EXERCISE REQUIREMENTS: Write out each line of the material again, word for word.

Extracted data entries:
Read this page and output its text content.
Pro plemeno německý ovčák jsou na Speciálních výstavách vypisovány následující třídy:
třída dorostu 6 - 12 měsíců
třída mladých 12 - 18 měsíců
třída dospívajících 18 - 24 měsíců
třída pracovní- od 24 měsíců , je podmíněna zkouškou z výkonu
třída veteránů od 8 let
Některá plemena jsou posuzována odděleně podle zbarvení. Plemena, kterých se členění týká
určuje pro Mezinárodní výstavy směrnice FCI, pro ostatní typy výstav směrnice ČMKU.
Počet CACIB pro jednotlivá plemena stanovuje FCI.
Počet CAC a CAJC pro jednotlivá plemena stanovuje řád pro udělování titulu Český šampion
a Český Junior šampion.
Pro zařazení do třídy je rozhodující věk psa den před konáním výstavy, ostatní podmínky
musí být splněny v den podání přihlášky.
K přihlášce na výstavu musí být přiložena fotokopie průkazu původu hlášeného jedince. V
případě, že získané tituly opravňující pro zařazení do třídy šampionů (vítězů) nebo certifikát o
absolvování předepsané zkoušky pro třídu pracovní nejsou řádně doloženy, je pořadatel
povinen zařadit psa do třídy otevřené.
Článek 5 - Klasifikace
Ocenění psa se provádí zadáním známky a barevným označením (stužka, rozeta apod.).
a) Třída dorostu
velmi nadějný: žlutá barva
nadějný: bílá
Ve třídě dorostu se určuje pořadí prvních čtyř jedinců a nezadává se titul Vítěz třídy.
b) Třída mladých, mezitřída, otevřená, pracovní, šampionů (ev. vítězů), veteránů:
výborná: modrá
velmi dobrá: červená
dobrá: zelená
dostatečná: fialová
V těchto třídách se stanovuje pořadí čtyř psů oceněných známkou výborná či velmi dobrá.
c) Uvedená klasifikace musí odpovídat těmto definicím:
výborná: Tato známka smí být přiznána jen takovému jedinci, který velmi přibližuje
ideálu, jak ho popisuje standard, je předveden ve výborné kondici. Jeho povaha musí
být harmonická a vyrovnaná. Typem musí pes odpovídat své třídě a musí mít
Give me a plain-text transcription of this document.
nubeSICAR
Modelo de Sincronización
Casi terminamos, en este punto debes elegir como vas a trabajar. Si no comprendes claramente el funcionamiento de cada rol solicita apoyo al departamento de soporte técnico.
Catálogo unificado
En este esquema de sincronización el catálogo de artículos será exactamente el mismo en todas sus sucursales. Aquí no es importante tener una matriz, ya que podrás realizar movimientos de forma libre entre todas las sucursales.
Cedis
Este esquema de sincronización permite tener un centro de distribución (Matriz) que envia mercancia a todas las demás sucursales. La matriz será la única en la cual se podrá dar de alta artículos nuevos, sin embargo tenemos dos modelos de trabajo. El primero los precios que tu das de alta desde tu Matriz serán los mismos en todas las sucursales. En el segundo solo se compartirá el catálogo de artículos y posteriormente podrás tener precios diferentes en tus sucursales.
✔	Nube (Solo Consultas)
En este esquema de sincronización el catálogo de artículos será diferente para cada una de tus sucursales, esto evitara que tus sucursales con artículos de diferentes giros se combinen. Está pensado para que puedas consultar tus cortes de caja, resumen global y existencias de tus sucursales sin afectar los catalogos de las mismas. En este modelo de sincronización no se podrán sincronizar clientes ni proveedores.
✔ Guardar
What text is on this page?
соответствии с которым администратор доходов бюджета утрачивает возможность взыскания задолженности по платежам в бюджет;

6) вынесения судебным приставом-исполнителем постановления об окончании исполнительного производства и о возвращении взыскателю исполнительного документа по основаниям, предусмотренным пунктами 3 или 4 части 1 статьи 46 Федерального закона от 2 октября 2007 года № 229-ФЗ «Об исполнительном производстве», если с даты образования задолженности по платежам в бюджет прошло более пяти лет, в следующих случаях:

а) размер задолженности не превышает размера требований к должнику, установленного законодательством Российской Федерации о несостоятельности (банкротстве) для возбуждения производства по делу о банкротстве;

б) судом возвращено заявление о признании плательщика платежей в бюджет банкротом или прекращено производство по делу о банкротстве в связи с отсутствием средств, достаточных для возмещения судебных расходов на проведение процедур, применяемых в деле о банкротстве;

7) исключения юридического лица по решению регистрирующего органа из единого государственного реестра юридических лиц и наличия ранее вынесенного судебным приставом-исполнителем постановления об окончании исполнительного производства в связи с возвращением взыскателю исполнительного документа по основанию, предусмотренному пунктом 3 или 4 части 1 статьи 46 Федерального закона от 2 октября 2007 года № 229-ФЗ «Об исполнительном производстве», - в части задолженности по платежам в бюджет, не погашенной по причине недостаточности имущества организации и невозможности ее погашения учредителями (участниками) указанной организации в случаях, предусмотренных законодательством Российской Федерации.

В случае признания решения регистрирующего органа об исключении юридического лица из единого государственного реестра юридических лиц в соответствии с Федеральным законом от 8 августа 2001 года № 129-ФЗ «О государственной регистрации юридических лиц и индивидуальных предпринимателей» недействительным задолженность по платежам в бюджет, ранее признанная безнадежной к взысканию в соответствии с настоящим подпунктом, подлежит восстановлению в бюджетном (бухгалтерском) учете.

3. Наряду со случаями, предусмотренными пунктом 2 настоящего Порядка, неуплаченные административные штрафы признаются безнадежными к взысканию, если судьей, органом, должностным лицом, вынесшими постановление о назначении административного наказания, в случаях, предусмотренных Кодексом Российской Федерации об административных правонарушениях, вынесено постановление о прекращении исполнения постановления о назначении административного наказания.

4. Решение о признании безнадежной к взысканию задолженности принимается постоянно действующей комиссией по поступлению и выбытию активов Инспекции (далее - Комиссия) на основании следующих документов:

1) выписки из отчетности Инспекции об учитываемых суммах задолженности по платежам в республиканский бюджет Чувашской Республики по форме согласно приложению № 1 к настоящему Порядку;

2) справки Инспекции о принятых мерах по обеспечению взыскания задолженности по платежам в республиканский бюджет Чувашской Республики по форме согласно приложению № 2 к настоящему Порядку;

WRITTEN REPLY:
Read this page and output its text content.
Pro plemeno německý ovčák jsou na Speciálních výstavách vypisovány následující třídy:
třída dorostu 6 - 12 měsíců
třída mladých 12 - 18 měsíců
třída dospívajících 18 - 24 měsíců
třída pracovní- od 24 měsíců , je podmíněna zkouškou z výkonu
třída veteránů od 8 let
Některá plemena jsou posuzována odděleně podle zbarvení. Plemena, kterých se členění týká
určuje pro Mezinárodní výstavy směrnice FCI, pro ostatní typy výstav směrnice ČMKU.
Počet CACIB pro jednotlivá plemena stanovuje FCI.
Počet CAC a CAJC pro jednotlivá plemena stanovuje řád pro udělování titulu Český šampion
a Český Junior šampion.
Pro zařazení do třídy je rozhodující věk psa den před konáním výstavy, ostatní podmínky
musí být splněny v den podání přihlášky.
K přihlášce na výstavu musí být přiložena fotokopie průkazu původu hlášeného jedince. V
případě, že získané tituly opravňující pro zařazení do třídy šampionů (vítězů) nebo certifikát o
absolvování předepsané zkoušky pro třídu pracovní nejsou řádně doloženy, je pořadatel
povinen zařadit psa do třídy otevřené.
Článek 5 - Klasifikace
Ocenění psa se provádí zadáním známky a barevným označením (stužka, rozeta apod.).
a) Třída dorostu
velmi nadějný: žlutá barva
nadějný: bílá
Ve třídě dorostu se určuje pořadí prvních čtyř jedinců a nezadává se titul Vítěz třídy.
b) Třída mladých, mezitřída, otevřená, pracovní, šampionů (ev. vítězů), veteránů:
výborná: modrá
velmi dobrá: červená
dobrá: zelená
dostatečná: fialová
V těchto třídách se stanovuje pořadí čtyř psů oceněných známkou výborná či velmi dobrá.
c) Uvedená klasifikace musí odpovídat těmto definicím:
výborná: Tato známka smí být přiznána jen takovému jedinci, který velmi přibližuje
ideálu, jak ho popisuje standard, je předveden ve výborné kondici. Jeho povaha musí
být harmonická a vyrovnaná. Typem musí pes odpovídat své třídě a musí mít
Give me a plain-text transcription of this document.
nubeSICAR
Modelo de Sincronización
Casi terminamos, en este punto debes elegir como vas a trabajar. Si no comprendes claramente el funcionamiento de cada rol solicita apoyo al departamento de soporte técnico.
Catálogo unificado
En este esquema de sincronización el catálogo de artículos será exactamente el mismo en todas sus sucursales. Aquí no es importante tener una matriz, ya que podrás realizar movimientos de forma libre entre todas las sucursales.
Cedis
Este esquema de sincronización permite tener un centro de distribución (Matriz) que envia mercancia a todas las demás sucursales. La matriz será la única en la cual se podrá dar de alta artículos nuevos, sin embargo tenemos dos modelos de trabajo. El primero los precios que tu das de alta desde tu Matriz serán los mismos en todas las sucursales. En el segundo solo se compartirá el catálogo de artículos y posteriormente podrás tener precios diferentes en tus sucursales.
✔	Nube (Solo Consultas)
En este esquema de sincronización el catálogo de artículos será diferente para cada una de tus sucursales, esto evitara que tus sucursales con artículos de diferentes giros se combinen. Está pensado para que puedas consultar tus cortes de caja, resumen global y existencias de tus sucursales sin afectar los catalogos de las mismas. En este modelo de sincronización no se podrán sincronizar clientes ni proveedores.
✔ Guardar
What text is on this page?
соответствии с которым администратор доходов бюджета утрачивает возможность взыскания задолженности по платежам в бюджет;

6) вынесения судебным приставом-исполнителем постановления об окончании исполнительного производства и о возвращении взыскателю исполнительного документа по основаниям, предусмотренным пунктами 3 или 4 части 1 статьи 46 Федерального закона от 2 октября 2007 года № 229-ФЗ «Об исполнительном производстве», если с даты образования задолженности по платежам в бюджет прошло более пяти лет, в следующих случаях:

а) размер задолженности не превышает размера требований к должнику, установленного законодательством Российской Федерации о несостоятельности (банкротстве) для возбуждения производства по делу о банкротстве;

б) судом возвращено заявление о признании плательщика платежей в бюджет банкротом или прекращено производство по делу о банкротстве в связи с отсутствием средств, достаточных для возмещения судебных расходов на проведение процедур, применяемых в деле о банкротстве;

7) исключения юридического лица по решению регистрирующего органа из единого государственного реестра юридических лиц и наличия ранее вынесенного судебным приставом-исполнителем постановления об окончании исполнительного производства в связи с возвращением взыскателю исполнительного документа по основанию, предусмотренному пунктом 3 или 4 части 1 статьи 46 Федерального закона от 2 октября 2007 года № 229-ФЗ «Об исполнительном производстве», - в части задолженности по платежам в бюджет, не погашенной по причине недостаточности имущества организации и невозможности ее погашения учредителями (участниками) указанной организации в случаях, предусмотренных законодательством Российской Федерации.

В случае признания решения регистрирующего органа об исключении юридического лица из единого государственного реестра юридических лиц в соответствии с Федеральным законом от 8 августа 2001 года № 129-ФЗ «О государственной регистрации юридических лиц и индивидуальных предпринимателей» недействительным задолженность по платежам в бюджет, ранее признанная безнадежной к взысканию в соответствии с настоящим подпунктом, подлежит восстановлению в бюджетном (бухгалтерском) учете.

3. Наряду со случаями, предусмотренными пунктом 2 настоящего Порядка, неуплаченные административные штрафы признаются безнадежными к взысканию, если судьей, органом, должностным лицом, вынесшими постановление о назначении административного наказания, в случаях, предусмотренных Кодексом Российской Федерации об административных правонарушениях, вынесено постановление о прекращении исполнения постановления о назначении административного наказания.

4. Решение о признании безнадежной к взысканию задолженности принимается постоянно действующей комиссией по поступлению и выбытию активов Инспекции (далее - Комиссия) на основании следующих документов:

1) выписки из отчетности Инспекции об учитываемых суммах задолженности по платежам в республиканский бюджет Чувашской Республики по форме согласно приложению № 1 к настоящему Порядку;

2) справки Инспекции о принятых мерах по обеспечению взыскания задолженности по платежам в республиканский бюджет Чувашской Республики по форме согласно приложению № 2 к настоящему Порядку;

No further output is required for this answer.